====== Entries supplied ======

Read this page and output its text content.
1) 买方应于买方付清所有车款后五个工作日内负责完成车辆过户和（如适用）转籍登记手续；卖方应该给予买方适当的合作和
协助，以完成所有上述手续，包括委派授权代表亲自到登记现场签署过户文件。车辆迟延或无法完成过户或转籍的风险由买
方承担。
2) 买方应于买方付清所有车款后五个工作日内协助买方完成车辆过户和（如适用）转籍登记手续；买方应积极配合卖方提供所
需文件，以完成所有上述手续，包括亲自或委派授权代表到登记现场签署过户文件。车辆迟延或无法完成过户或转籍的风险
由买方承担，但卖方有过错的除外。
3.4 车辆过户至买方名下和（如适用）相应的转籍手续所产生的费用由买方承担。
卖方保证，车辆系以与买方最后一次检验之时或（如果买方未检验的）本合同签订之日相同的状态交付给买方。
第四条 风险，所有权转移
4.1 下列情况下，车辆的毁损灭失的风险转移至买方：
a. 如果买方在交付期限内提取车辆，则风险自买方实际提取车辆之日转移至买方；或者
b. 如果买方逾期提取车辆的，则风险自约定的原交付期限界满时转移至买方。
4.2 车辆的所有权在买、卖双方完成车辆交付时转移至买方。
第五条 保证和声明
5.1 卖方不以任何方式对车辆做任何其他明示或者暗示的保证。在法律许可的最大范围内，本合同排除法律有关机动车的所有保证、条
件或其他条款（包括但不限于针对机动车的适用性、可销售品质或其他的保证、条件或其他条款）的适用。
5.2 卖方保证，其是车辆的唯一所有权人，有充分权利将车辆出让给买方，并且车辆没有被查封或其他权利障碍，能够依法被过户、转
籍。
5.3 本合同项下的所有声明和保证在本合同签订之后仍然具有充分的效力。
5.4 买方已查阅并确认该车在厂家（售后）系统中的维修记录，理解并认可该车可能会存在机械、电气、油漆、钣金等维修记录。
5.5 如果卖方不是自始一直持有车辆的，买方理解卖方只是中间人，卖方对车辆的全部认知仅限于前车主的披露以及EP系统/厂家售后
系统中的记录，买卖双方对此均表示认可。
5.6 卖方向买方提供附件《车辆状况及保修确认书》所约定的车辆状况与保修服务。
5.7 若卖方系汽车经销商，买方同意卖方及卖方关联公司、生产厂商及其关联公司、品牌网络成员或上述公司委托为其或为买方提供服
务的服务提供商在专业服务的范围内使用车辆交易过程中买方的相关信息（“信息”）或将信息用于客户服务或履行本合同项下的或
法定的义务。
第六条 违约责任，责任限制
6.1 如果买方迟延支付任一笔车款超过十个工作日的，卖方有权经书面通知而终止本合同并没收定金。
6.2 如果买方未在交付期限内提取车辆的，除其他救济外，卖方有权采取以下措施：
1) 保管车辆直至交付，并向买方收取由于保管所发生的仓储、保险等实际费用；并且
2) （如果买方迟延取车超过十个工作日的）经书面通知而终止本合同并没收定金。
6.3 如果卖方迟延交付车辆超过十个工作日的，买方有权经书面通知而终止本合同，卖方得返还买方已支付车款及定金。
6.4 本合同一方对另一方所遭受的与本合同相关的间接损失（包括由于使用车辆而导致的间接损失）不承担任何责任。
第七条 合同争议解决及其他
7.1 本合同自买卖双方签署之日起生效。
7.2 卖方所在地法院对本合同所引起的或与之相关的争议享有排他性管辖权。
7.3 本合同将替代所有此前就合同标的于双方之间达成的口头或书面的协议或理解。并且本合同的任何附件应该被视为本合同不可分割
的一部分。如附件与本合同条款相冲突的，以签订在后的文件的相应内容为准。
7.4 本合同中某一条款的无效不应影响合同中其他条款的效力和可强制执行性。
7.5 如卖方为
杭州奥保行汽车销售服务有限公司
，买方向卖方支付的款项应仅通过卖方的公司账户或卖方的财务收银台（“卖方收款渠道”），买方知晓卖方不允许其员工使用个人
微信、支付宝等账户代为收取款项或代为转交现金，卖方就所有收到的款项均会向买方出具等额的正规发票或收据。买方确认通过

======
====== Entries supplied ======

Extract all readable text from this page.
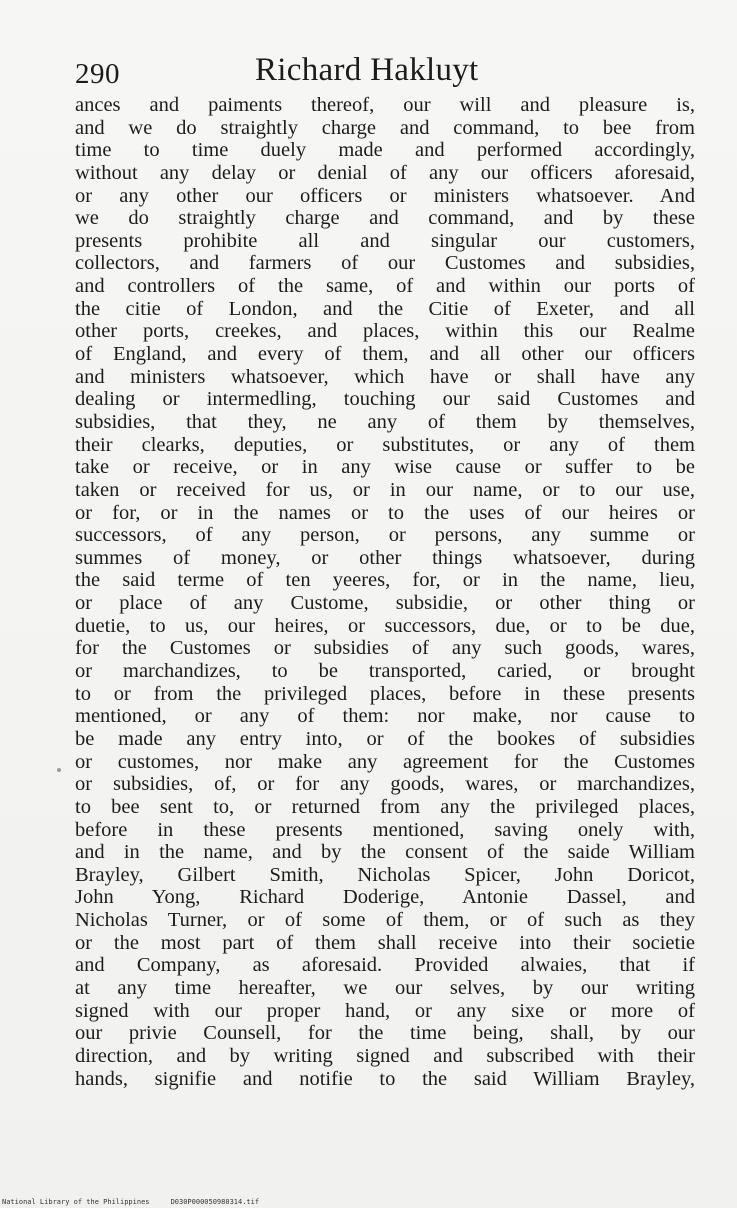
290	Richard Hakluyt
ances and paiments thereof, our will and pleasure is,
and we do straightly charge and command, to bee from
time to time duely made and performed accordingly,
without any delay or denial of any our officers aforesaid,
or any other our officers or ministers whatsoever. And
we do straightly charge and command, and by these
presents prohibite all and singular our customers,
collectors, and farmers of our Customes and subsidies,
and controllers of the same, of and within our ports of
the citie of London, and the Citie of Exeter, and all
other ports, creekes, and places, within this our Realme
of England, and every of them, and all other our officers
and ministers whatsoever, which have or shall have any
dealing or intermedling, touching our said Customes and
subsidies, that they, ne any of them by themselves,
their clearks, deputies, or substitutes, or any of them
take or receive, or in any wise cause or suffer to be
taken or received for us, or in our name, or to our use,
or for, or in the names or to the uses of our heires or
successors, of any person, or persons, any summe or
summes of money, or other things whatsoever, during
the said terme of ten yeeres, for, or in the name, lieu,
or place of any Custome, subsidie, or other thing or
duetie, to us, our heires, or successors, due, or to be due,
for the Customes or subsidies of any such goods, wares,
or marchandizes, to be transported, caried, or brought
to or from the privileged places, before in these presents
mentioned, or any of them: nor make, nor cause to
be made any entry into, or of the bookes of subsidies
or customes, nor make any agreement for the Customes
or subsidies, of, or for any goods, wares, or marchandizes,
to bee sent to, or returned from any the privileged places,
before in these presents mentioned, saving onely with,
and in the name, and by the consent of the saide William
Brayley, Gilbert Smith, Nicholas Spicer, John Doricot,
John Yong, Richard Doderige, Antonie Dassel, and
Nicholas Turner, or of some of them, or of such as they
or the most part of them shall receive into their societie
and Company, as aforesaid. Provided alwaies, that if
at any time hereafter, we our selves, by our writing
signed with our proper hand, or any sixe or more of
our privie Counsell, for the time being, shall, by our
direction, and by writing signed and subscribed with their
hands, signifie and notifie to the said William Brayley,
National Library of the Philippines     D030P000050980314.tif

======
====== Entries supplied ======

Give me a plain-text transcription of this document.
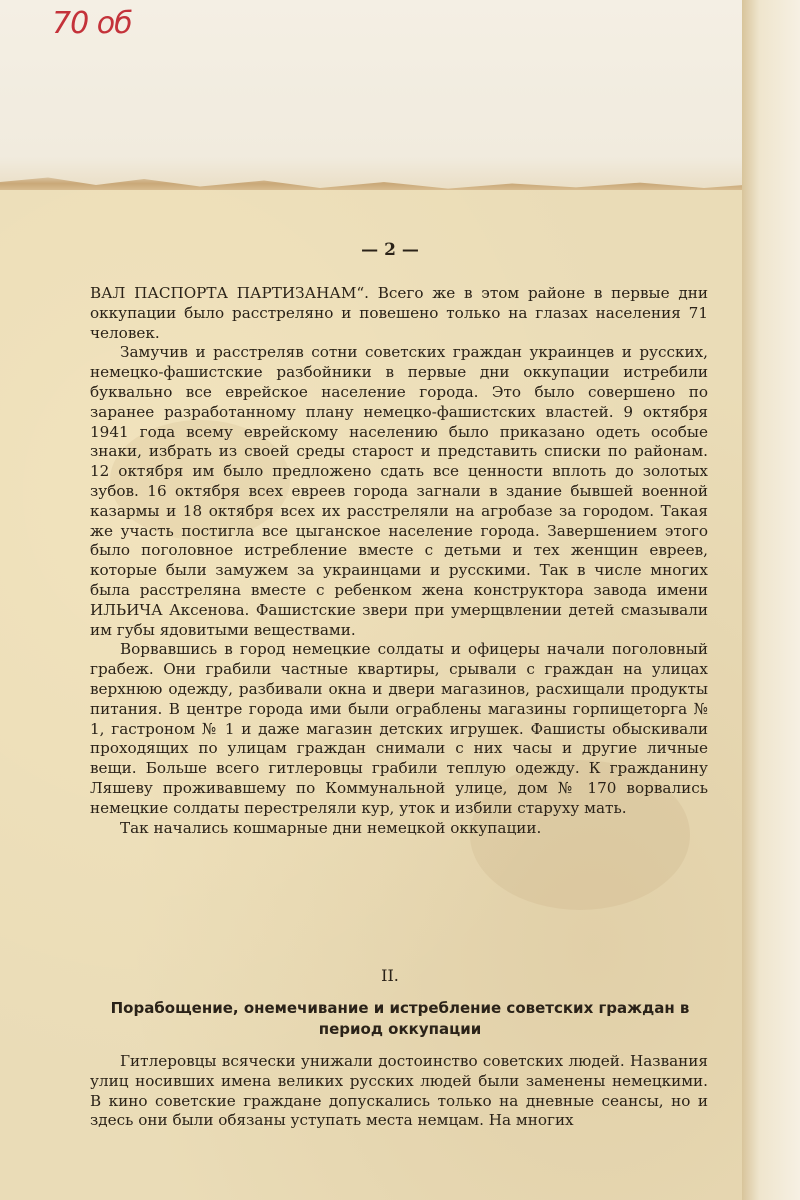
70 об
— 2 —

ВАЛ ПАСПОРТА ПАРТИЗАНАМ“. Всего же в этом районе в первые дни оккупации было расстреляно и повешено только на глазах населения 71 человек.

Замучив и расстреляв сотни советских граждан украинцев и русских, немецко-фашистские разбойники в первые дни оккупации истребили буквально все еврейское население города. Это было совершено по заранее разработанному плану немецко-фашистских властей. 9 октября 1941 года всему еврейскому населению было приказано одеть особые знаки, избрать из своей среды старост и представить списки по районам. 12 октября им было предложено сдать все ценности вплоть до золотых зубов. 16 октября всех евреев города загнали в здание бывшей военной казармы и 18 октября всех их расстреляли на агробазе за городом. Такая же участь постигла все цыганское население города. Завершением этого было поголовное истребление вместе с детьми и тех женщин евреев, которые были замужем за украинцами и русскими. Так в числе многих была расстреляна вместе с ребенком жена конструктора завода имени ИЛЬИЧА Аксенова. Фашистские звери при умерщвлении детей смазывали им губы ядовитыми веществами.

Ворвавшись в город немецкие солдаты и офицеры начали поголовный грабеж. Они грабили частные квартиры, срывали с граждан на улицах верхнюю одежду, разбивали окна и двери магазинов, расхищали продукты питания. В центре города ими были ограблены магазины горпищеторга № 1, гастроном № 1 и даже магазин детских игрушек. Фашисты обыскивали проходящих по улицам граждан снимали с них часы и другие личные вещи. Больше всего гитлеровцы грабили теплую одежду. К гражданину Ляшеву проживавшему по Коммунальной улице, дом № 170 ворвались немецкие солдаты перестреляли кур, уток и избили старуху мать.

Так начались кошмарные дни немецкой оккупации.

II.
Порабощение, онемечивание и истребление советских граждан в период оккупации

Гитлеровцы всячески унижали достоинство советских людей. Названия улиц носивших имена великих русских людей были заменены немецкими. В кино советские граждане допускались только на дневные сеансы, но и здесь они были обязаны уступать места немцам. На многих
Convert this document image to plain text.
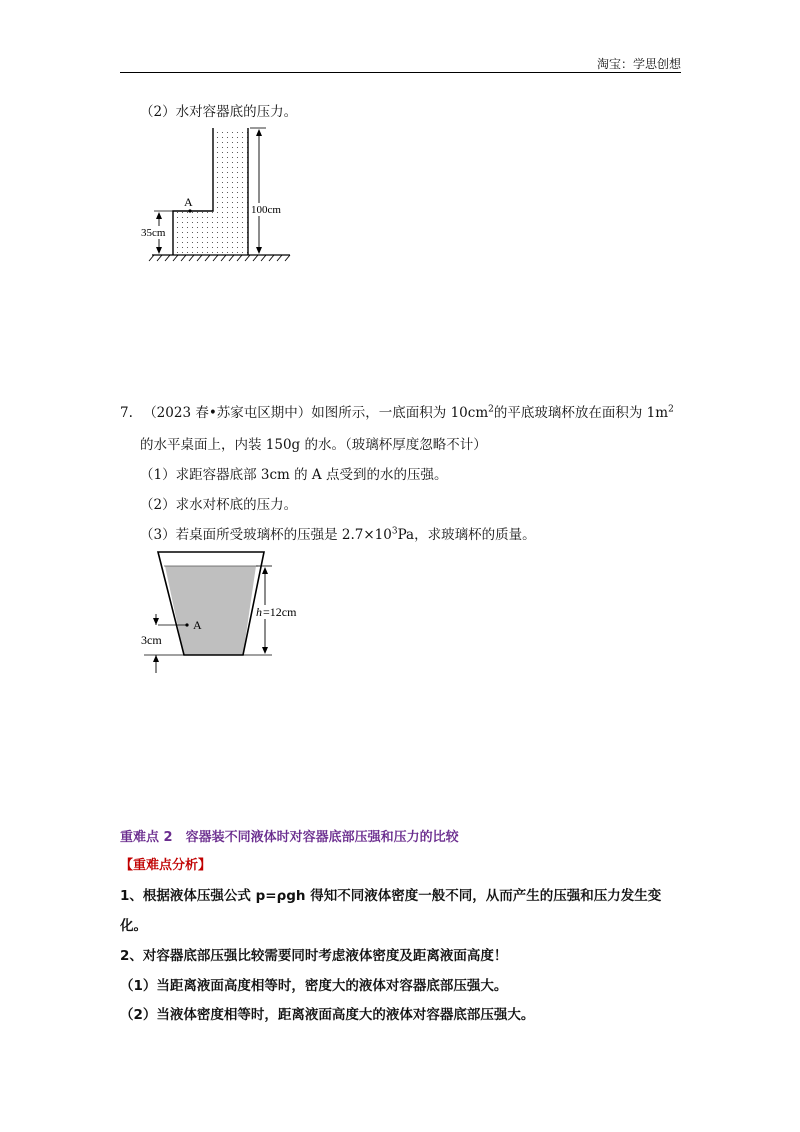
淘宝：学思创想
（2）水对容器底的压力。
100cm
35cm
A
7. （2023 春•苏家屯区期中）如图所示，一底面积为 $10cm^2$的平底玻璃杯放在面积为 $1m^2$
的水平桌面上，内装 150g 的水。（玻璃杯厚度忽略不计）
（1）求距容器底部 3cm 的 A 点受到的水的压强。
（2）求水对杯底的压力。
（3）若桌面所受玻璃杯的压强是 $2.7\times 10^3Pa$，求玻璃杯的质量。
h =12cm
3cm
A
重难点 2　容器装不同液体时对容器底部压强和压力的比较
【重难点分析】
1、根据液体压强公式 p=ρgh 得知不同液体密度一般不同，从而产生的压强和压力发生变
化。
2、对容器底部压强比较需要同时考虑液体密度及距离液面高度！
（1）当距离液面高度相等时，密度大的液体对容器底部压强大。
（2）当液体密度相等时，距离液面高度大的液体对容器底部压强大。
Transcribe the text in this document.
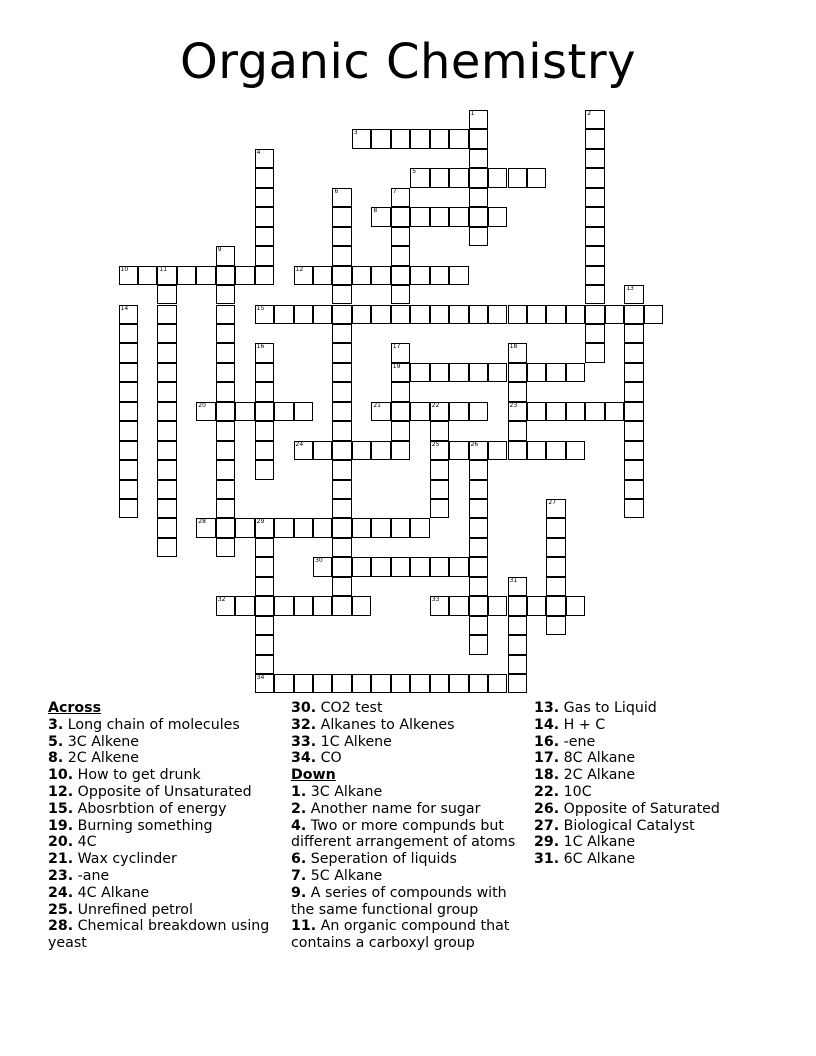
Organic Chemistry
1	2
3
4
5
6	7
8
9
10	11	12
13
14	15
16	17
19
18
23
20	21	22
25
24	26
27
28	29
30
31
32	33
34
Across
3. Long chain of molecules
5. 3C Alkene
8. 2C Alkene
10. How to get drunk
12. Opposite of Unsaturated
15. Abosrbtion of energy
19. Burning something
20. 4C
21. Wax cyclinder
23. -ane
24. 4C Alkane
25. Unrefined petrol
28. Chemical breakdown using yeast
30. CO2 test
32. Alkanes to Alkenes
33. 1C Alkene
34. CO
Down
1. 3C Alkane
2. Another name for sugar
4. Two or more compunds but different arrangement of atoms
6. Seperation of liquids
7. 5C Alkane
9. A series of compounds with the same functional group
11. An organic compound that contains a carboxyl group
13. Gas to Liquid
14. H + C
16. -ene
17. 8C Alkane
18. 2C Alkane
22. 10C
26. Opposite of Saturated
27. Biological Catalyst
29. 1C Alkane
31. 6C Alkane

======

Count every line in the entries above where the word "shall" appears; respond with the number alone.

3